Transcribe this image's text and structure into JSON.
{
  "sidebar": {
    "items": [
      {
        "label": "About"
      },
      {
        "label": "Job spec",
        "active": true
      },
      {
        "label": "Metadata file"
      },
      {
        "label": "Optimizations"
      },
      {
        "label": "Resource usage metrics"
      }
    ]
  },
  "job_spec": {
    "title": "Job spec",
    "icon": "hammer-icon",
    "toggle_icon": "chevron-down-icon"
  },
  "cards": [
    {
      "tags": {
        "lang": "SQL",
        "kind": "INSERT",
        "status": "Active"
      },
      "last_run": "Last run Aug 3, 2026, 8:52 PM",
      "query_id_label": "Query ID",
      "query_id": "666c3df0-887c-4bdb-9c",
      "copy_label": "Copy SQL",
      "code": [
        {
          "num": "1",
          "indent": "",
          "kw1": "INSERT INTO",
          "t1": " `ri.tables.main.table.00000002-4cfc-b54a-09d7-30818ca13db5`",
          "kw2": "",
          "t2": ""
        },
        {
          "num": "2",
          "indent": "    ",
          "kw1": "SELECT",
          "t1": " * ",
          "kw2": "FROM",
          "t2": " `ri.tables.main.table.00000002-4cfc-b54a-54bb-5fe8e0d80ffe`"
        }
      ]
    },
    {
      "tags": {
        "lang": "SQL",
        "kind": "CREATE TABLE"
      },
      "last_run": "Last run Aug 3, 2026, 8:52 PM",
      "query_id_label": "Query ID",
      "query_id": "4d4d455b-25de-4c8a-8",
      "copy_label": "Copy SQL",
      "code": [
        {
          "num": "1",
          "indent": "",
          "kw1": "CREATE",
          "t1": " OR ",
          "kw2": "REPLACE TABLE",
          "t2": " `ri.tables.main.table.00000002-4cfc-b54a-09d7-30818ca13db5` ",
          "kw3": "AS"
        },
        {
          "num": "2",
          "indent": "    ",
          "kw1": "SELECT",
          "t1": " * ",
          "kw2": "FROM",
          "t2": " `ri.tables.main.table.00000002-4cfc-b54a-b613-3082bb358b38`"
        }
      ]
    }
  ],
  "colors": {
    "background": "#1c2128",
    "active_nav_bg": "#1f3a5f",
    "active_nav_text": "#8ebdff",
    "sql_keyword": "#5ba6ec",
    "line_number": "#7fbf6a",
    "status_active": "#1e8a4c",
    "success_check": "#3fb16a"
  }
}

============================================================

_Goal_
Repeat each entry word for word.

_Exercise solution_
Transcribe this image's text and structure into JSON.
{
  "sidebar": {
    "items": [
      {
        "label": "About"
      },
      {
        "label": "Job spec",
        "active": true
      },
      {
        "label": "Metadata file"
      },
      {
        "label": "Optimizations"
      },
      {
        "label": "Resource usage metrics"
      }
    ]
  },
  "job_spec": {
    "title": "Job spec",
    "icon": "hammer-icon",
    "toggle_icon": "chevron-down-icon"
  },
  "cards": [
    {
      "tags": {
        "lang": "SQL",
        "kind": "INSERT",
        "status": "Active"
      },
      "last_run": "Last run Aug 3, 2026, 8:52 PM",
      "query_id_label": "Query ID",
      "query_id": "666c3df0-887c-4bdb-9c",
      "copy_label": "Copy SQL",
      "code": [
        {
          "num": "1",
          "indent": "",
          "kw1": "INSERT INTO",
          "t1": " `ri.tables.main.table.00000002-4cfc-b54a-09d7-30818ca13db5`",
          "kw2": "",
          "t2": ""
        },
        {
          "num": "2",
          "indent": "    ",
          "kw1": "SELECT",
          "t1": " * ",
          "kw2": "FROM",
          "t2": " `ri.tables.main.table.00000002-4cfc-b54a-54bb-5fe8e0d80ffe`"
        }
      ]
    },
    {
      "tags": {
        "lang": "SQL",
        "kind": "CREATE TABLE"
      },
      "last_run": "Last run Aug 3, 2026, 8:52 PM",
      "query_id_label": "Query ID",
      "query_id": "4d4d455b-25de-4c8a-8",
      "copy_label": "Copy SQL",
      "code": [
        {
          "num": "1",
          "indent": "",
          "kw1": "CREATE",
          "t1": " OR ",
          "kw2": "REPLACE TABLE",
          "t2": " `ri.tables.main.table.00000002-4cfc-b54a-09d7-30818ca13db5` ",
          "kw3": "AS"
        },
        {
          "num": "2",
          "indent": "    ",
          "kw1": "SELECT",
          "t1": " * ",
          "kw2": "FROM",
          "t2": " `ri.tables.main.table.00000002-4cfc-b54a-b613-3082bb358b38`"
        }
      ]
    }
  ],
  "colors": {
    "background": "#1c2128",
    "active_nav_bg": "#1f3a5f",
    "active_nav_text": "#8ebdff",
    "sql_keyword": "#5ba6ec",
    "line_number": "#7fbf6a",
    "status_active": "#1e8a4c",
    "success_check": "#3fb16a"
  }
}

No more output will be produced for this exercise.